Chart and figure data
BEGIN

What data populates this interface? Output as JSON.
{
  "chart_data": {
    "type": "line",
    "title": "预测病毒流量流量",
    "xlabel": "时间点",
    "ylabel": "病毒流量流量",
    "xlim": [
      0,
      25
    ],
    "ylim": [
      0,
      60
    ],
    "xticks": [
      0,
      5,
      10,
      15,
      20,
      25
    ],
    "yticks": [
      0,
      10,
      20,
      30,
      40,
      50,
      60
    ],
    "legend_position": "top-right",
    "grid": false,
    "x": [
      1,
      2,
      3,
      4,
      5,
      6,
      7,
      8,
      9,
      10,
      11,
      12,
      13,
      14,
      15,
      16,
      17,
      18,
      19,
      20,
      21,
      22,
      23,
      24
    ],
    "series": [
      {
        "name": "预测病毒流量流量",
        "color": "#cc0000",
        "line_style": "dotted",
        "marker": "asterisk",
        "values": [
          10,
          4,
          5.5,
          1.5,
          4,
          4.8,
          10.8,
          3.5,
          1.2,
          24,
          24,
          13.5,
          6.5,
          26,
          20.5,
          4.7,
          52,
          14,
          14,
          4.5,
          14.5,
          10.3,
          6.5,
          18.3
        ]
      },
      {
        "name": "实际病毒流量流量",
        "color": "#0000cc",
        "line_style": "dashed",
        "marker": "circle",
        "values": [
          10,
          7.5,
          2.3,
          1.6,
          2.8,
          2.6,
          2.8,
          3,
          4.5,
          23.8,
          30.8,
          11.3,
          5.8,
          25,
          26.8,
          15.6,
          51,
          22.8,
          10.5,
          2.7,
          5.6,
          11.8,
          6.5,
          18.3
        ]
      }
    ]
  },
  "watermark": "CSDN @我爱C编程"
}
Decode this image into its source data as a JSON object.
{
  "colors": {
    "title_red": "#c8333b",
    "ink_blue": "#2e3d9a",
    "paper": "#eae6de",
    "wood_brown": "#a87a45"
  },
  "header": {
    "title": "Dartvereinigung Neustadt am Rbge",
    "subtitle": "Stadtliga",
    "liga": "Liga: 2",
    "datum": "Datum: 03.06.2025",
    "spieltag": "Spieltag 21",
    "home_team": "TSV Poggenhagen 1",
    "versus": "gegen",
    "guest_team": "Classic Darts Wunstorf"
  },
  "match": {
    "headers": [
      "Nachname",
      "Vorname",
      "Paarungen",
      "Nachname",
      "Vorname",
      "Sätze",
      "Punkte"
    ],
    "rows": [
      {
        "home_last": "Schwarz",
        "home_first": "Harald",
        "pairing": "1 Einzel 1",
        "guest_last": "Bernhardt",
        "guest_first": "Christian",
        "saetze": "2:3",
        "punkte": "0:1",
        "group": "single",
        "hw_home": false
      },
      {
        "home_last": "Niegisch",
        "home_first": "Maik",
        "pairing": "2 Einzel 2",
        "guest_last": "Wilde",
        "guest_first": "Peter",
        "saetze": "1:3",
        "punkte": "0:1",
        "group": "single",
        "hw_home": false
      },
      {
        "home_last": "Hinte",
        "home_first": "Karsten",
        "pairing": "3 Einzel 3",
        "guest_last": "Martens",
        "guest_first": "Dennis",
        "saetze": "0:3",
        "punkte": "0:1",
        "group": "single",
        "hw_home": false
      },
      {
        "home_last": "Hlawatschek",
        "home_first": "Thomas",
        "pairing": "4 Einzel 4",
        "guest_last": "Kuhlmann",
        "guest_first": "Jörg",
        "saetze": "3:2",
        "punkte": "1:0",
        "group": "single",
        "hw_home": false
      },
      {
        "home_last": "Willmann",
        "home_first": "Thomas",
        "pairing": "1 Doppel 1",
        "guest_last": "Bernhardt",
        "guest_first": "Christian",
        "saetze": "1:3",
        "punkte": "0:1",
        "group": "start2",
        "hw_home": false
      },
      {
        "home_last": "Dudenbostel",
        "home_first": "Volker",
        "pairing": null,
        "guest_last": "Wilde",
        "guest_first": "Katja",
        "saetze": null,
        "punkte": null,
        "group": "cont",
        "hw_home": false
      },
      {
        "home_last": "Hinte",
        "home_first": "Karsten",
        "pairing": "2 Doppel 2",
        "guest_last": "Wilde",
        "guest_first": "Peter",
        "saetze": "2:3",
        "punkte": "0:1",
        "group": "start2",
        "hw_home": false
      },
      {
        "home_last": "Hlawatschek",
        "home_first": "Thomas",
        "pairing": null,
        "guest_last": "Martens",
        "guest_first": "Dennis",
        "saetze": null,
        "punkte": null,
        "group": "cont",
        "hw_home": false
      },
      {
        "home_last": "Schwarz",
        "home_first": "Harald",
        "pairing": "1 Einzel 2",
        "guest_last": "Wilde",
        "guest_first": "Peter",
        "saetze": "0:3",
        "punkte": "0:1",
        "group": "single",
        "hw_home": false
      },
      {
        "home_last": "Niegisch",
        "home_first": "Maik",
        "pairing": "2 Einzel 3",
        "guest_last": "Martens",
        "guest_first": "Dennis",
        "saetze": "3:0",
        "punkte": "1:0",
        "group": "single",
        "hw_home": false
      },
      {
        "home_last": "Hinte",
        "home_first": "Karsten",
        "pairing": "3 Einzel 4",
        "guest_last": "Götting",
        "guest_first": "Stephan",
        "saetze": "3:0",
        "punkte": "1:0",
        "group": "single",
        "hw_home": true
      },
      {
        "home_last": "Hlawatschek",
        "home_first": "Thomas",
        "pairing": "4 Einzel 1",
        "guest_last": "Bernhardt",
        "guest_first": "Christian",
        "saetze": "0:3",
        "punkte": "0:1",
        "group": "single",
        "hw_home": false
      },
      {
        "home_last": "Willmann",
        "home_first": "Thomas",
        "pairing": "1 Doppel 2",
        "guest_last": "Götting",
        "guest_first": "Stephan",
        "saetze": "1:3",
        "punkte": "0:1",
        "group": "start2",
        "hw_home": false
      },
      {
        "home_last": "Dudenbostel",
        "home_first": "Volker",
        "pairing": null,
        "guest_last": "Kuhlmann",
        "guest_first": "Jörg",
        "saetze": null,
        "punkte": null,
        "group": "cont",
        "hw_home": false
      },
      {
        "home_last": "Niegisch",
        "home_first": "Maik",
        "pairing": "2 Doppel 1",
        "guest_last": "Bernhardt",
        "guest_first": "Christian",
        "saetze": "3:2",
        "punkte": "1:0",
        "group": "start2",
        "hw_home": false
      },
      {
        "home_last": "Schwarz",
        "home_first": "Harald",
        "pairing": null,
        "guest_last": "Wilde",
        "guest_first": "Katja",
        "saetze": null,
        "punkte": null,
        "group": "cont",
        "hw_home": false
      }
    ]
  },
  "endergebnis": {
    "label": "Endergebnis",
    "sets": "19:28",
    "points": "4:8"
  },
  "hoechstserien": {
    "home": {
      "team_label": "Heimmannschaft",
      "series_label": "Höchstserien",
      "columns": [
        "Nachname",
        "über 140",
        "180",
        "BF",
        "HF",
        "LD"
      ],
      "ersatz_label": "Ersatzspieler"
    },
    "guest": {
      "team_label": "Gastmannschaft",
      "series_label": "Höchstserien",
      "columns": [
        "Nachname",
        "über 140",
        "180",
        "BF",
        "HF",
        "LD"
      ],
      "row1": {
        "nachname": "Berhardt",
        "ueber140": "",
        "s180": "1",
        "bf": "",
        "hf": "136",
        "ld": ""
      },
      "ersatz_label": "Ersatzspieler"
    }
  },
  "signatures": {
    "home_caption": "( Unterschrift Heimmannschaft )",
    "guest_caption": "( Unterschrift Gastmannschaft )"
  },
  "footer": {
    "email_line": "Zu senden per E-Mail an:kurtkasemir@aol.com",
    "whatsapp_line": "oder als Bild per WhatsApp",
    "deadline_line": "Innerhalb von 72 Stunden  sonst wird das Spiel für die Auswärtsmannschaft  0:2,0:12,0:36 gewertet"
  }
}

END

- [What is expected] Reproduce the complete data exactly as presented above.

- [Task result]
What data populates this interface? Output as JSON.
{
  "chart_data": {
    "type": "line",
    "title": "预测病毒流量流量",
    "xlabel": "时间点",
    "ylabel": "病毒流量流量",
    "xlim": [
      0,
      25
    ],
    "ylim": [
      0,
      60
    ],
    "xticks": [
      0,
      5,
      10,
      15,
      20,
      25
    ],
    "yticks": [
      0,
      10,
      20,
      30,
      40,
      50,
      60
    ],
    "legend_position": "top-right",
    "grid": false,
    "x": [
      1,
      2,
      3,
      4,
      5,
      6,
      7,
      8,
      9,
      10,
      11,
      12,
      13,
      14,
      15,
      16,
      17,
      18,
      19,
      20,
      21,
      22,
      23,
      24
    ],
    "series": [
      {
        "name": "预测病毒流量流量",
        "color": "#cc0000",
        "line_style": "dotted",
        "marker": "asterisk",
        "values": [
          10,
          4,
          5.5,
          1.5,
          4,
          4.8,
          10.8,
          3.5,
          1.2,
          24,
          24,
          13.5,
          6.5,
          26,
          20.5,
          4.7,
          52,
          14,
          14,
          4.5,
          14.5,
          10.3,
          6.5,
          18.3
        ]
      },
      {
        "name": "实际病毒流量流量",
        "color": "#0000cc",
        "line_style": "dashed",
        "marker": "circle",
        "values": [
          10,
          7.5,
          2.3,
          1.6,
          2.8,
          2.6,
          2.8,
          3,
          4.5,
          23.8,
          30.8,
          11.3,
          5.8,
          25,
          26.8,
          15.6,
          51,
          22.8,
          10.5,
          2.7,
          5.6,
          11.8,
          6.5,
          18.3
        ]
      }
    ]
  },
  "watermark": "CSDN @我爱C编程"
}
Decode this image into its source data as a JSON object.
{
  "colors": {
    "title_red": "#c8333b",
    "ink_blue": "#2e3d9a",
    "paper": "#eae6de",
    "wood_brown": "#a87a45"
  },
  "header": {
    "title": "Dartvereinigung Neustadt am Rbge",
    "subtitle": "Stadtliga",
    "liga": "Liga: 2",
    "datum": "Datum: 03.06.2025",
    "spieltag": "Spieltag 21",
    "home_team": "TSV Poggenhagen 1",
    "versus": "gegen",
    "guest_team": "Classic Darts Wunstorf"
  },
  "match": {
    "headers": [
      "Nachname",
      "Vorname",
      "Paarungen",
      "Nachname",
      "Vorname",
      "Sätze",
      "Punkte"
    ],
    "rows": [
      {
        "home_last": "Schwarz",
        "home_first": "Harald",
        "pairing": "1 Einzel 1",
        "guest_last": "Bernhardt",
        "guest_first": "Christian",
        "saetze": "2:3",
        "punkte": "0:1",
        "group": "single",
        "hw_home": false
      },
      {
        "home_last": "Niegisch",
        "home_first": "Maik",
        "pairing": "2 Einzel 2",
        "guest_last": "Wilde",
        "guest_first": "Peter",
        "saetze": "1:3",
        "punkte": "0:1",
        "group": "single",
        "hw_home": false
      },
      {
        "home_last": "Hinte",
        "home_first": "Karsten",
        "pairing": "3 Einzel 3",
        "guest_last": "Martens",
        "guest_first": "Dennis",
        "saetze": "0:3",
        "punkte": "0:1",
        "group": "single",
        "hw_home": false
      },
      {
        "home_last": "Hlawatschek",
        "home_first": "Thomas",
        "pairing": "4 Einzel 4",
        "guest_last": "Kuhlmann",
        "guest_first": "Jörg",
        "saetze": "3:2",
        "punkte": "1:0",
        "group": "single",
        "hw_home": false
      },
      {
        "home_last": "Willmann",
        "home_first": "Thomas",
        "pairing": "1 Doppel 1",
        "guest_last": "Bernhardt",
        "guest_first": "Christian",
        "saetze": "1:3",
        "punkte": "0:1",
        "group": "start2",
        "hw_home": false
      },
      {
        "home_last": "Dudenbostel",
        "home_first": "Volker",
        "pairing": null,
        "guest_last": "Wilde",
        "guest_first": "Katja",
        "saetze": null,
        "punkte": null,
        "group": "cont",
        "hw_home": false
      },
      {
        "home_last": "Hinte",
        "home_first": "Karsten",
        "pairing": "2 Doppel 2",
        "guest_last": "Wilde",
        "guest_first": "Peter",
        "saetze": "2:3",
        "punkte": "0:1",
        "group": "start2",
        "hw_home": false
      },
      {
        "home_last": "Hlawatschek",
        "home_first": "Thomas",
        "pairing": null,
        "guest_last": "Martens",
        "guest_first": "Dennis",
        "saetze": null,
        "punkte": null,
        "group": "cont",
        "hw_home": false
      },
      {
        "home_last": "Schwarz",
        "home_first": "Harald",
        "pairing": "1 Einzel 2",
        "guest_last": "Wilde",
        "guest_first": "Peter",
        "saetze": "0:3",
        "punkte": "0:1",
        "group": "single",
        "hw_home": false
      },
      {
        "home_last": "Niegisch",
        "home_first": "Maik",
        "pairing": "2 Einzel 3",
        "guest_last": "Martens",
        "guest_first": "Dennis",
        "saetze": "3:0",
        "punkte": "1:0",
        "group": "single",
        "hw_home": false
      },
      {
        "home_last": "Hinte",
        "home_first": "Karsten",
        "pairing": "3 Einzel 4",
        "guest_last": "Götting",
        "guest_first": "Stephan",
        "saetze": "3:0",
        "punkte": "1:0",
        "group": "single",
        "hw_home": true
      },
      {
        "home_last": "Hlawatschek",
        "home_first": "Thomas",
        "pairing": "4 Einzel 1",
        "guest_last": "Bernhardt",
        "guest_first": "Christian",
        "saetze": "0:3",
        "punkte": "0:1",
        "group": "single",
        "hw_home": false
      },
      {
        "home_last": "Willmann",
        "home_first": "Thomas",
        "pairing": "1 Doppel 2",
        "guest_last": "Götting",
        "guest_first": "Stephan",
        "saetze": "1:3",
        "punkte": "0:1",
        "group": "start2",
        "hw_home": false
      },
      {
        "home_last": "Dudenbostel",
        "home_first": "Volker",
        "pairing": null,
        "guest_last": "Kuhlmann",
        "guest_first": "Jörg",
        "saetze": null,
        "punkte": null,
        "group": "cont",
        "hw_home": false
      },
      {
        "home_last": "Niegisch",
        "home_first": "Maik",
        "pairing": "2 Doppel 1",
        "guest_last": "Bernhardt",
        "guest_first": "Christian",
        "saetze": "3:2",
        "punkte": "1:0",
        "group": "start2",
        "hw_home": false
      },
      {
        "home_last": "Schwarz",
        "home_first": "Harald",
        "pairing": null,
        "guest_last": "Wilde",
        "guest_first": "Katja",
        "saetze": null,
        "punkte": null,
        "group": "cont",
        "hw_home": false
      }
    ]
  },
  "endergebnis": {
    "label": "Endergebnis",
    "sets": "19:28",
    "points": "4:8"
  },
  "hoechstserien": {
    "home": {
      "team_label": "Heimmannschaft",
      "series_label": "Höchstserien",
      "columns": [
        "Nachname",
        "über 140",
        "180",
        "BF",
        "HF",
        "LD"
      ],
      "ersatz_label": "Ersatzspieler"
    },
    "guest": {
      "team_label": "Gastmannschaft",
      "series_label": "Höchstserien",
      "columns": [
        "Nachname",
        "über 140",
        "180",
        "BF",
        "HF",
        "LD"
      ],
      "row1": {
        "nachname": "Berhardt",
        "ueber140": "",
        "s180": "1",
        "bf": "",
        "hf": "136",
        "ld": ""
      },
      "ersatz_label": "Ersatzspieler"
    }
  },
  "signatures": {
    "home_caption": "( Unterschrift Heimmannschaft )",
    "guest_caption": "( Unterschrift Gastmannschaft )"
  },
  "footer": {
    "email_line": "Zu senden per E-Mail an:kurtkasemir@aol.com",
    "whatsapp_line": "oder als Bild per WhatsApp",
    "deadline_line": "Innerhalb von 72 Stunden  sonst wird das Spiel für die Auswärtsmannschaft  0:2,0:12,0:36 gewertet"
  }
}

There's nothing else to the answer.